▶ _THE EXERCISE_: Without the pictures, return all of the material exactly as written.

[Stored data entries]
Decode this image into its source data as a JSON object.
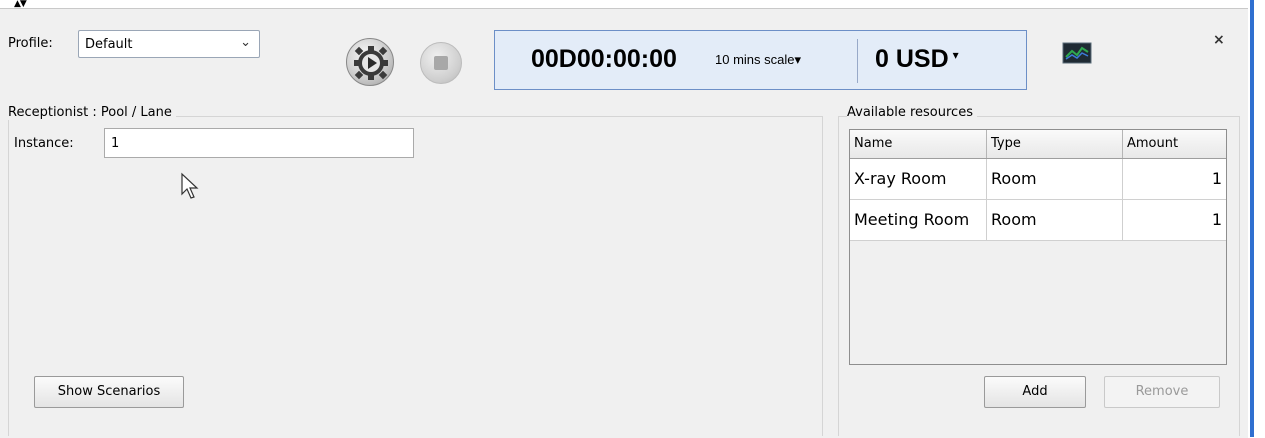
{
  "top": {
    "collapse_arrows": "▲▼"
  },
  "header": {
    "profile_label": "Profile:",
    "profile_value": "Default",
    "timer": "00D00:00:00",
    "scale": "10 mins scale",
    "scale_dropdown": "▾",
    "cost": "0  USD",
    "cost_dropdown": "▾",
    "close": "×"
  },
  "left_group": {
    "title": "Receptionist : Pool / Lane",
    "instance_label": "Instance:",
    "instance_value": "1",
    "show_scenarios": "Show Scenarios"
  },
  "right_group": {
    "title": "Available resources",
    "columns": [
      "Name",
      "Type",
      "Amount"
    ],
    "rows": [
      {
        "name": "X-ray Room",
        "type": "Room",
        "amount": "1"
      },
      {
        "name": "Meeting Room",
        "type": "Room",
        "amount": "1"
      }
    ],
    "add": "Add",
    "remove": "Remove"
  },
  "colors": {
    "accent_blue": "#2f6fd0",
    "timer_bg": "#e3ecf8",
    "chart_icon_green": "#2fa84f"
  }
}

▶ _RESULT FOR THIS TASK_:
Decode this image into its source data as a JSON object.
{
  "top": {
    "collapse_arrows": "▲▼"
  },
  "header": {
    "profile_label": "Profile:",
    "profile_value": "Default",
    "timer": "00D00:00:00",
    "scale": "10 mins scale",
    "scale_dropdown": "▾",
    "cost": "0  USD",
    "cost_dropdown": "▾",
    "close": "×"
  },
  "left_group": {
    "title": "Receptionist : Pool / Lane",
    "instance_label": "Instance:",
    "instance_value": "1",
    "show_scenarios": "Show Scenarios"
  },
  "right_group": {
    "title": "Available resources",
    "columns": [
      "Name",
      "Type",
      "Amount"
    ],
    "rows": [
      {
        "name": "X-ray Room",
        "type": "Room",
        "amount": "1"
      },
      {
        "name": "Meeting Room",
        "type": "Room",
        "amount": "1"
      }
    ],
    "add": "Add",
    "remove": "Remove"
  },
  "colors": {
    "accent_blue": "#2f6fd0",
    "timer_bg": "#e3ecf8",
    "chart_icon_green": "#2fa84f"
  }
}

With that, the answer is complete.